• [THE EXERCISE]:
Reproduce the complete listing without any deviation.

───── DATASET EXTRACT

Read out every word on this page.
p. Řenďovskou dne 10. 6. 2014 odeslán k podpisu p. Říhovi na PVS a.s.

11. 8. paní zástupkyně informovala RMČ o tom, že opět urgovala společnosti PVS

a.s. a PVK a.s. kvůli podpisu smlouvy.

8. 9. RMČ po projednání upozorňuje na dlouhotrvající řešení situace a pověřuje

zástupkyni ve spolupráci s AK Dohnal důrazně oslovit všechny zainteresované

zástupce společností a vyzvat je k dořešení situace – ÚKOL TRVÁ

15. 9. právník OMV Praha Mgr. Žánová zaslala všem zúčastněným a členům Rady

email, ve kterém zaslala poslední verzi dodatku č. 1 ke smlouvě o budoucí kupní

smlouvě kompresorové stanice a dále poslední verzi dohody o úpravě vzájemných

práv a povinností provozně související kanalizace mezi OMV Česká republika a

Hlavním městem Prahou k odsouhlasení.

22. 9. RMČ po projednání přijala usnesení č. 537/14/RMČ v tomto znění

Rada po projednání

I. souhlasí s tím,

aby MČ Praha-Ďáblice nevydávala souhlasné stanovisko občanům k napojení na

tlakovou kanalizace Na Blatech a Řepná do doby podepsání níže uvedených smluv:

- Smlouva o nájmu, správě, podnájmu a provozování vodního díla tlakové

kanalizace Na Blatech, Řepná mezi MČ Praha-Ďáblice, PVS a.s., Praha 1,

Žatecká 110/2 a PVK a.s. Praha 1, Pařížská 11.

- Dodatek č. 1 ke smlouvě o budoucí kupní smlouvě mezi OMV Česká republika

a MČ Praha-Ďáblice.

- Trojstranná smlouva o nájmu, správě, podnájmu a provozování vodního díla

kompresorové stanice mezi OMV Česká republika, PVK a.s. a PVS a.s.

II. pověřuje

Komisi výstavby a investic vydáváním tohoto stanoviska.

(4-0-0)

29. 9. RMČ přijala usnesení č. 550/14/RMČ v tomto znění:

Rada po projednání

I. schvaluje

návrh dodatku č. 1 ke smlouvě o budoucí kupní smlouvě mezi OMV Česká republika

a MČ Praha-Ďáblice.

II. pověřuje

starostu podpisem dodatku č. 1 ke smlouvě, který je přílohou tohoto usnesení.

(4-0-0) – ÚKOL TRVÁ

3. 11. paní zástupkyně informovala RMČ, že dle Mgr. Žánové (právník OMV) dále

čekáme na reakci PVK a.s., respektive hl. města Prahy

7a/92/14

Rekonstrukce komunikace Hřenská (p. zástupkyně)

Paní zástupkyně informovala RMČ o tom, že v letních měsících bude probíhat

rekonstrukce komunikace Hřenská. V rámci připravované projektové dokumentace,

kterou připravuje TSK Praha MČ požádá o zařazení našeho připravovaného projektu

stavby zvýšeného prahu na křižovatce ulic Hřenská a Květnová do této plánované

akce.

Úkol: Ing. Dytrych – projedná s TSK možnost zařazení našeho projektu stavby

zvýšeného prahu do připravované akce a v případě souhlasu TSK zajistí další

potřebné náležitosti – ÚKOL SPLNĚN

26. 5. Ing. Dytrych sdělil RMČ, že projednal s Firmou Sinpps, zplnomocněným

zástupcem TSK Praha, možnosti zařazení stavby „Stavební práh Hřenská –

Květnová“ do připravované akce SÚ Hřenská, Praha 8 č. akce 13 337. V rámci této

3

──────────

• [THE REPLY]:
Read out every word on this page.
p. Řenďovskou dne 10. 6. 2014 odeslán k podpisu p. Říhovi na PVS a.s.

11. 8. paní zástupkyně informovala RMČ o tom, že opět urgovala společnosti PVS

a.s. a PVK a.s. kvůli podpisu smlouvy.

8. 9. RMČ po projednání upozorňuje na dlouhotrvající řešení situace a pověřuje

zástupkyni ve spolupráci s AK Dohnal důrazně oslovit všechny zainteresované

zástupce společností a vyzvat je k dořešení situace – ÚKOL TRVÁ

15. 9. právník OMV Praha Mgr. Žánová zaslala všem zúčastněným a členům Rady

email, ve kterém zaslala poslední verzi dodatku č. 1 ke smlouvě o budoucí kupní

smlouvě kompresorové stanice a dále poslední verzi dohody o úpravě vzájemných

práv a povinností provozně související kanalizace mezi OMV Česká republika a

Hlavním městem Prahou k odsouhlasení.

22. 9. RMČ po projednání přijala usnesení č. 537/14/RMČ v tomto znění

Rada po projednání

I. souhlasí s tím,

aby MČ Praha-Ďáblice nevydávala souhlasné stanovisko občanům k napojení na

tlakovou kanalizace Na Blatech a Řepná do doby podepsání níže uvedených smluv:

- Smlouva o nájmu, správě, podnájmu a provozování vodního díla tlakové

kanalizace Na Blatech, Řepná mezi MČ Praha-Ďáblice, PVS a.s., Praha 1,

Žatecká 110/2 a PVK a.s. Praha 1, Pařížská 11.

- Dodatek č. 1 ke smlouvě o budoucí kupní smlouvě mezi OMV Česká republika

a MČ Praha-Ďáblice.

- Trojstranná smlouva o nájmu, správě, podnájmu a provozování vodního díla

kompresorové stanice mezi OMV Česká republika, PVK a.s. a PVS a.s.

II. pověřuje

Komisi výstavby a investic vydáváním tohoto stanoviska.

(4-0-0)

29. 9. RMČ přijala usnesení č. 550/14/RMČ v tomto znění:

Rada po projednání

I. schvaluje

návrh dodatku č. 1 ke smlouvě o budoucí kupní smlouvě mezi OMV Česká republika

a MČ Praha-Ďáblice.

II. pověřuje

starostu podpisem dodatku č. 1 ke smlouvě, který je přílohou tohoto usnesení.

(4-0-0) – ÚKOL TRVÁ

3. 11. paní zástupkyně informovala RMČ, že dle Mgr. Žánové (právník OMV) dále

čekáme na reakci PVK a.s., respektive hl. města Prahy

7a/92/14

Rekonstrukce komunikace Hřenská (p. zástupkyně)

Paní zástupkyně informovala RMČ o tom, že v letních měsících bude probíhat

rekonstrukce komunikace Hřenská. V rámci připravované projektové dokumentace,

kterou připravuje TSK Praha MČ požádá o zařazení našeho připravovaného projektu

stavby zvýšeného prahu na křižovatce ulic Hřenská a Květnová do této plánované

akce.

Úkol: Ing. Dytrych – projedná s TSK možnost zařazení našeho projektu stavby

zvýšeného prahu do připravované akce a v případě souhlasu TSK zajistí další

potřebné náležitosti – ÚKOL SPLNĚN

26. 5. Ing. Dytrych sdělil RMČ, že projednal s Firmou Sinpps, zplnomocněným

zástupcem TSK Praha, možnosti zařazení stavby „Stavební práh Hřenská –

Květnová“ do připravované akce SÚ Hřenská, Praha 8 č. akce 13 337. V rámci této

3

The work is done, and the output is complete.